Set all the material down again unchanged, without the pictures.

Items from a data source:
# # #
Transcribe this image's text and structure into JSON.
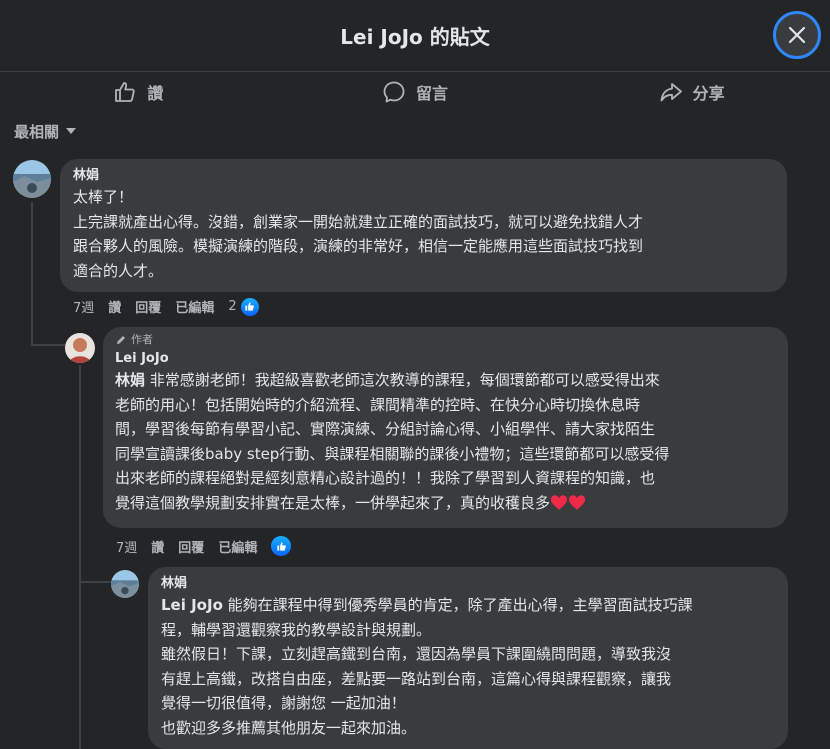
{
  "header": {
    "title": "Lei JoJo 的貼文"
  },
  "actions": {
    "like": "讚",
    "comment": "留言",
    "share": "分享"
  },
  "sort": {
    "label": "最相關"
  },
  "comments": [
    {
      "author": "林娟",
      "text": "太棒了！\n上完課就產出心得。沒錯，創業家一開始就建立正確的面試技巧，就可以避免找錯人才\n跟合夥人的風險。模擬演練的階段，演練的非常好，相信一定能應用這些面試技巧找到\n適合的人才。",
      "meta": {
        "time": "7週",
        "like": "讚",
        "reply": "回覆",
        "edited": "已編輯",
        "reactions": "2"
      }
    },
    {
      "author_tag": "作者",
      "author": "Lei JoJo",
      "mention": "林娟",
      "text": " 非常感謝老師！我超級喜歡老師這次教導的課程，每個環節都可以感受得出來\n老師的用心！包括開始時的介紹流程、課間精準的控時、在快分心時切換休息時\n間，學習後每節有學習小記、實際演練、分組討論心得、小組學伴、請大家找陌生\n同學宣讀課後baby step行動、與課程相關聯的課後小禮物；這些環節都可以感受得\n出來老師的課程絕對是經刻意精心設計過的！！我除了學習到人資課程的知識，也\n覺得這個教學規劃安排實在是太棒，一併學起來了，真的收穫良多",
      "meta": {
        "time": "7週",
        "like": "讚",
        "reply": "回覆",
        "edited": "已編輯"
      }
    },
    {
      "author": "林娟",
      "mention": "Lei JoJo",
      "text": " 能夠在課程中得到優秀學員的肯定，除了產出心得，主學習面試技巧課\n程，輔學習還觀察我的教學設計與規劃。\n雖然假日！下課，立刻趕高鐵到台南，還因為學員下課圍繞問問題，導致我沒\n有趕上高鐵，改搭自由座，差點要一路站到台南，這篇心得與課程觀察，讓我\n覺得一切很值得，謝謝您 一起加油！\n也歡迎多多推薦其他朋友一起來加油。"
    }
  ],
  "colors": {
    "accent": "#2d88ff",
    "background": "#242526",
    "bubble": "#3a3b3c",
    "heart": "#f02849"
  }
}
# # #
Response to this task:
Transcribe this image's text and structure into JSON.
{
  "header": {
    "title": "Lei JoJo 的貼文"
  },
  "actions": {
    "like": "讚",
    "comment": "留言",
    "share": "分享"
  },
  "sort": {
    "label": "最相關"
  },
  "comments": [
    {
      "author": "林娟",
      "text": "太棒了！\n上完課就產出心得。沒錯，創業家一開始就建立正確的面試技巧，就可以避免找錯人才\n跟合夥人的風險。模擬演練的階段，演練的非常好，相信一定能應用這些面試技巧找到\n適合的人才。",
      "meta": {
        "time": "7週",
        "like": "讚",
        "reply": "回覆",
        "edited": "已編輯",
        "reactions": "2"
      }
    },
    {
      "author_tag": "作者",
      "author": "Lei JoJo",
      "mention": "林娟",
      "text": " 非常感謝老師！我超級喜歡老師這次教導的課程，每個環節都可以感受得出來\n老師的用心！包括開始時的介紹流程、課間精準的控時、在快分心時切換休息時\n間，學習後每節有學習小記、實際演練、分組討論心得、小組學伴、請大家找陌生\n同學宣讀課後baby step行動、與課程相關聯的課後小禮物；這些環節都可以感受得\n出來老師的課程絕對是經刻意精心設計過的！！我除了學習到人資課程的知識，也\n覺得這個教學規劃安排實在是太棒，一併學起來了，真的收穫良多",
      "meta": {
        "time": "7週",
        "like": "讚",
        "reply": "回覆",
        "edited": "已編輯"
      }
    },
    {
      "author": "林娟",
      "mention": "Lei JoJo",
      "text": " 能夠在課程中得到優秀學員的肯定，除了產出心得，主學習面試技巧課\n程，輔學習還觀察我的教學設計與規劃。\n雖然假日！下課，立刻趕高鐵到台南，還因為學員下課圍繞問問題，導致我沒\n有趕上高鐵，改搭自由座，差點要一路站到台南，這篇心得與課程觀察，讓我\n覺得一切很值得，謝謝您 一起加油！\n也歡迎多多推薦其他朋友一起來加油。"
    }
  ],
  "colors": {
    "accent": "#2d88ff",
    "background": "#242526",
    "bubble": "#3a3b3c",
    "heart": "#f02849"
  }
}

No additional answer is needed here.